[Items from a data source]
= = =

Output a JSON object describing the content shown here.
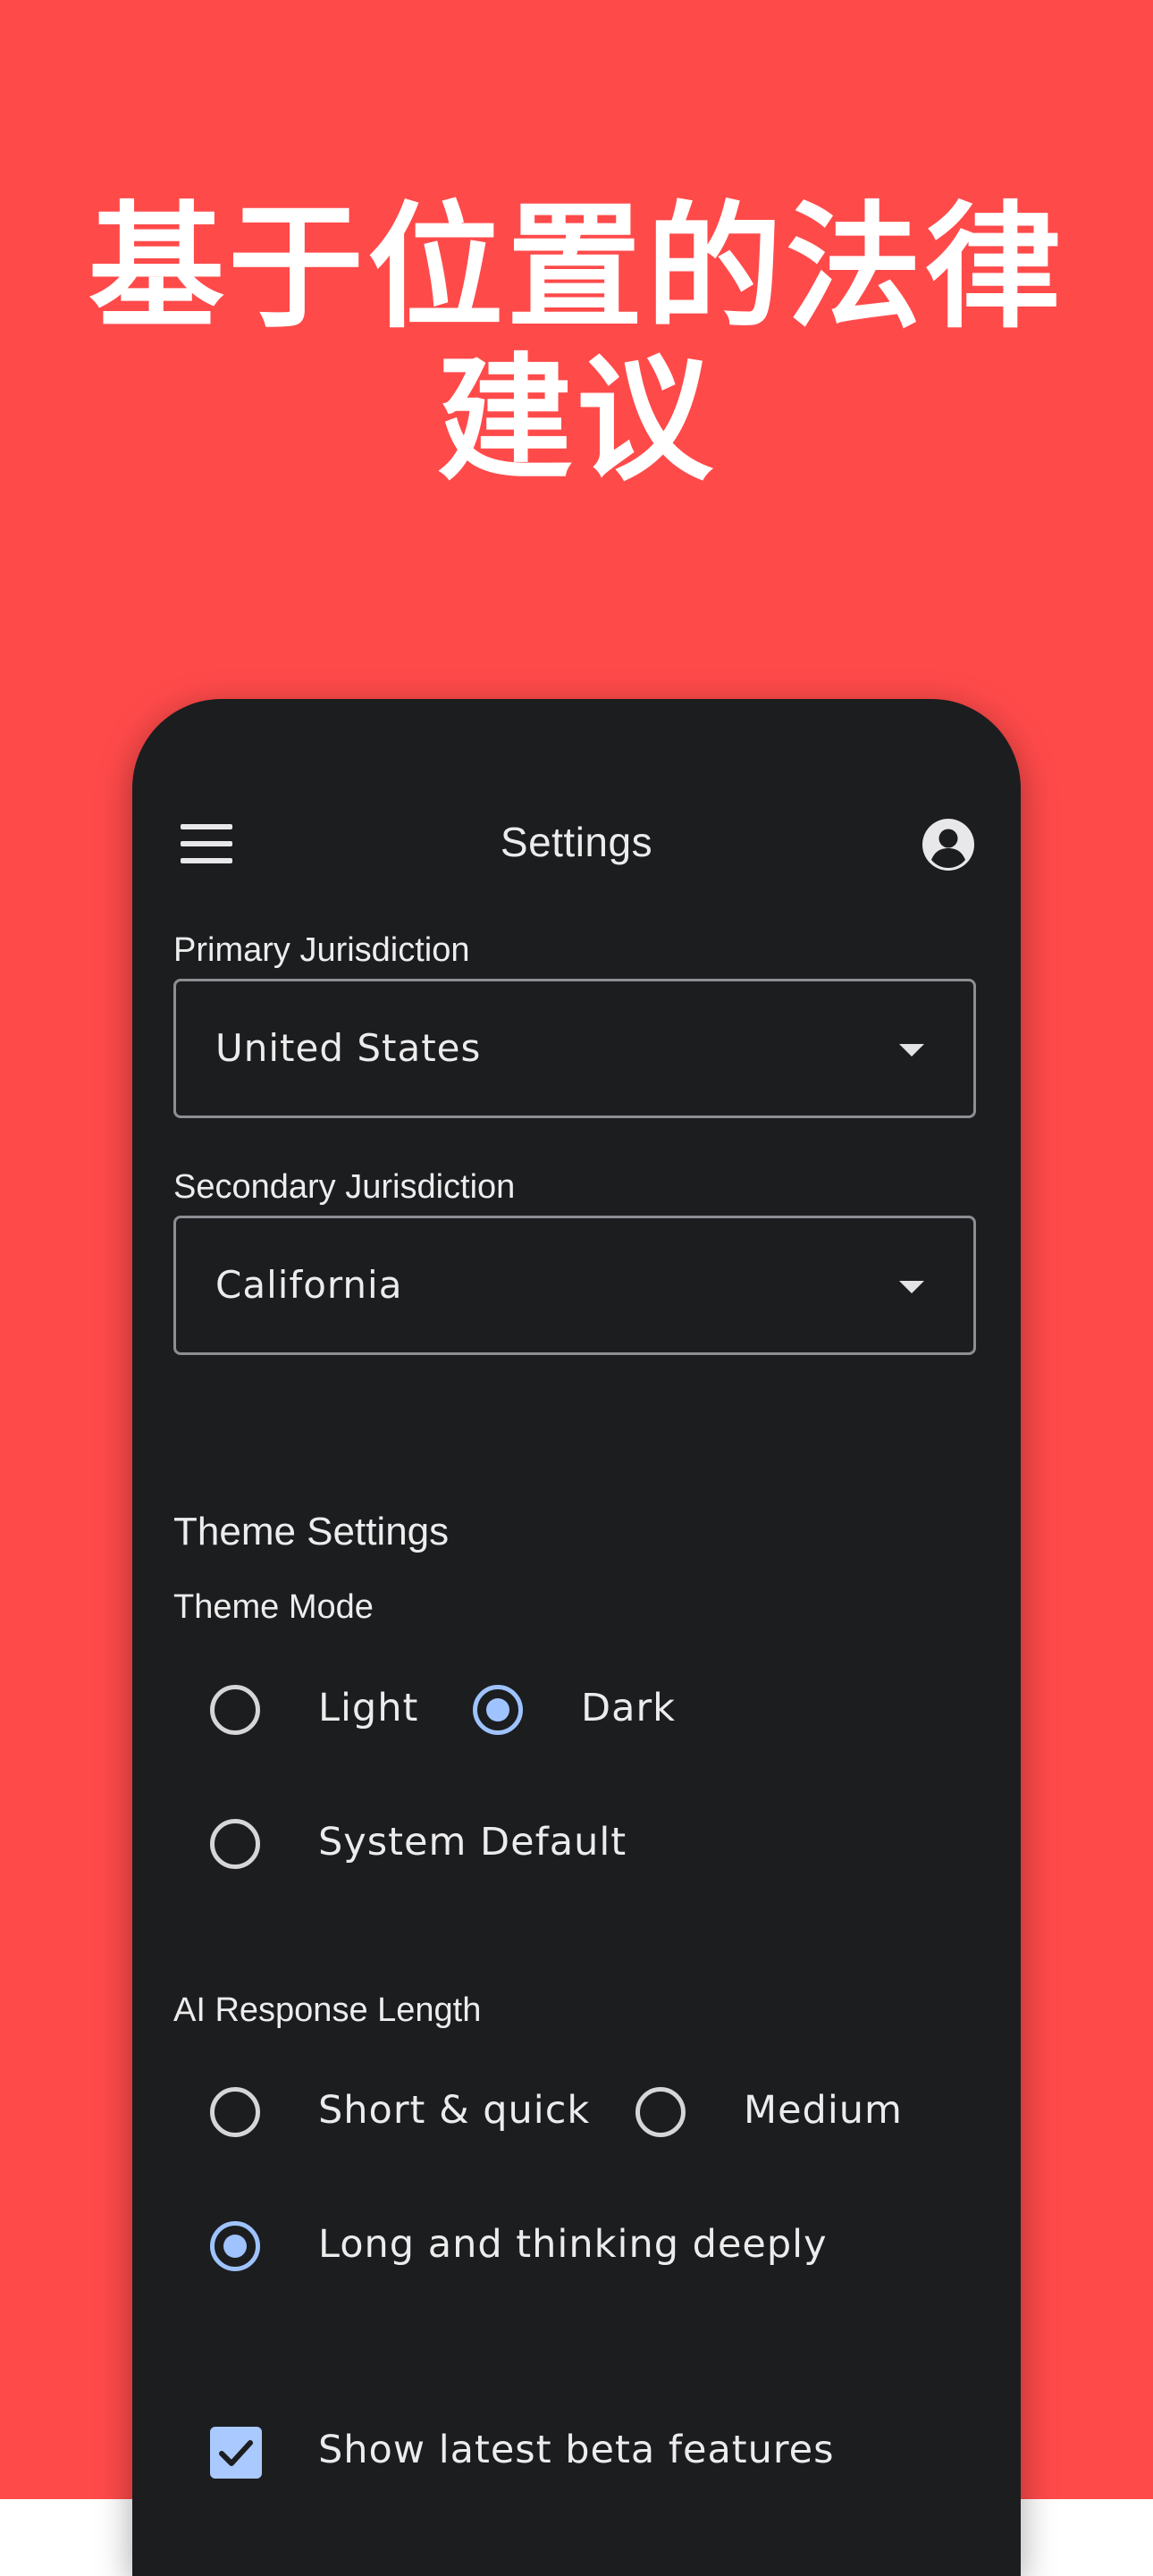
{
  "headline": {
    "line1": "基于位置的法律",
    "line2": "建议"
  },
  "topbar": {
    "title": "Settings",
    "menu_icon": "menu-icon",
    "profile_icon": "account-circle-icon"
  },
  "jurisdiction": {
    "primary_label": "Primary Jurisdiction",
    "primary_value": "United States",
    "secondary_label": "Secondary Jurisdiction",
    "secondary_value": "California"
  },
  "theme": {
    "section_title": "Theme Settings",
    "mode_label": "Theme Mode",
    "options": [
      {
        "label": "Light",
        "selected": false
      },
      {
        "label": "Dark",
        "selected": true
      },
      {
        "label": "System Default",
        "selected": false
      }
    ]
  },
  "ai_response": {
    "label": "AI Response Length",
    "options": [
      {
        "label": "Short & quick",
        "selected": false
      },
      {
        "label": "Medium",
        "selected": false
      },
      {
        "label": "Long and thinking deeply",
        "selected": true
      }
    ]
  },
  "beta": {
    "label": "Show latest beta features",
    "checked": true
  },
  "colors": {
    "background": "#ff4a4a",
    "phone": "#1c1d1f",
    "accent": "#9ec3ff"
  }
}
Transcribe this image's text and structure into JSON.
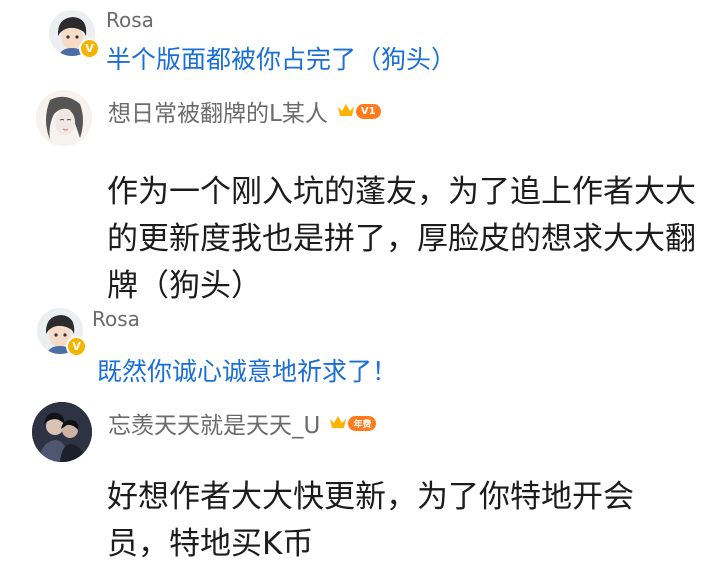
{
  "comments": [
    {
      "user": "Rosa",
      "text": "半个版面都被你占完了（狗头）",
      "avatar_icon": "cartoon-boy-avatar",
      "verified": true
    },
    {
      "user": "想日常被翻牌的L某人",
      "badge": "V1",
      "text": "作为一个刚入坑的蓬友，为了追上作者大大的更新度我也是拼了，厚脸皮的想求大大翻牌（狗头）",
      "avatar_icon": "sketch-girl-avatar",
      "crown_icon": "crown-icon"
    },
    {
      "user": "Rosa",
      "text": "既然你诚心诚意地祈求了！",
      "avatar_icon": "cartoon-boy-avatar",
      "verified": true
    },
    {
      "user": "忘羡天天就是天天_U",
      "badge": "年费",
      "text": "好想作者大大快更新，为了你特地开会员，特地买K币",
      "avatar_icon": "dark-couple-avatar",
      "crown_icon": "crown-icon"
    }
  ],
  "colors": {
    "reply_blue": "#1a6fd6",
    "name_gray": "#6b6b6b",
    "badge_orange": "#ff7b1c",
    "crown_gold": "#ffb300",
    "verified_gold": "#f5b400"
  }
}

= = =

→ DO THIS:
Exactly reproduce each record, leaving out any pictures.

→ OUTPUT FOR THIS TASK:
Output a JSON object describing the content shown here.
{
  "headline": {
    "line1": "基于位置的法律",
    "line2": "建议"
  },
  "topbar": {
    "title": "Settings",
    "menu_icon": "menu-icon",
    "profile_icon": "account-circle-icon"
  },
  "jurisdiction": {
    "primary_label": "Primary Jurisdiction",
    "primary_value": "United States",
    "secondary_label": "Secondary Jurisdiction",
    "secondary_value": "California"
  },
  "theme": {
    "section_title": "Theme Settings",
    "mode_label": "Theme Mode",
    "options": [
      {
        "label": "Light",
        "selected": false
      },
      {
        "label": "Dark",
        "selected": true
      },
      {
        "label": "System Default",
        "selected": false
      }
    ]
  },
  "ai_response": {
    "label": "AI Response Length",
    "options": [
      {
        "label": "Short & quick",
        "selected": false
      },
      {
        "label": "Medium",
        "selected": false
      },
      {
        "label": "Long and thinking deeply",
        "selected": true
      }
    ]
  },
  "beta": {
    "label": "Show latest beta features",
    "checked": true
  },
  "colors": {
    "background": "#ff4a4a",
    "phone": "#1c1d1f",
    "accent": "#9ec3ff"
  }
}
Transcribe this image's text and structure into JSON.
{
  "comments": [
    {
      "user": "Rosa",
      "text": "半个版面都被你占完了（狗头）",
      "avatar_icon": "cartoon-boy-avatar",
      "verified": true
    },
    {
      "user": "想日常被翻牌的L某人",
      "badge": "V1",
      "text": "作为一个刚入坑的蓬友，为了追上作者大大的更新度我也是拼了，厚脸皮的想求大大翻牌（狗头）",
      "avatar_icon": "sketch-girl-avatar",
      "crown_icon": "crown-icon"
    },
    {
      "user": "Rosa",
      "text": "既然你诚心诚意地祈求了！",
      "avatar_icon": "cartoon-boy-avatar",
      "verified": true
    },
    {
      "user": "忘羡天天就是天天_U",
      "badge": "年费",
      "text": "好想作者大大快更新，为了你特地开会员，特地买K币",
      "avatar_icon": "dark-couple-avatar",
      "crown_icon": "crown-icon"
    }
  ],
  "colors": {
    "reply_blue": "#1a6fd6",
    "name_gray": "#6b6b6b",
    "badge_orange": "#ff7b1c",
    "crown_gold": "#ffb300",
    "verified_gold": "#f5b400"
  }
}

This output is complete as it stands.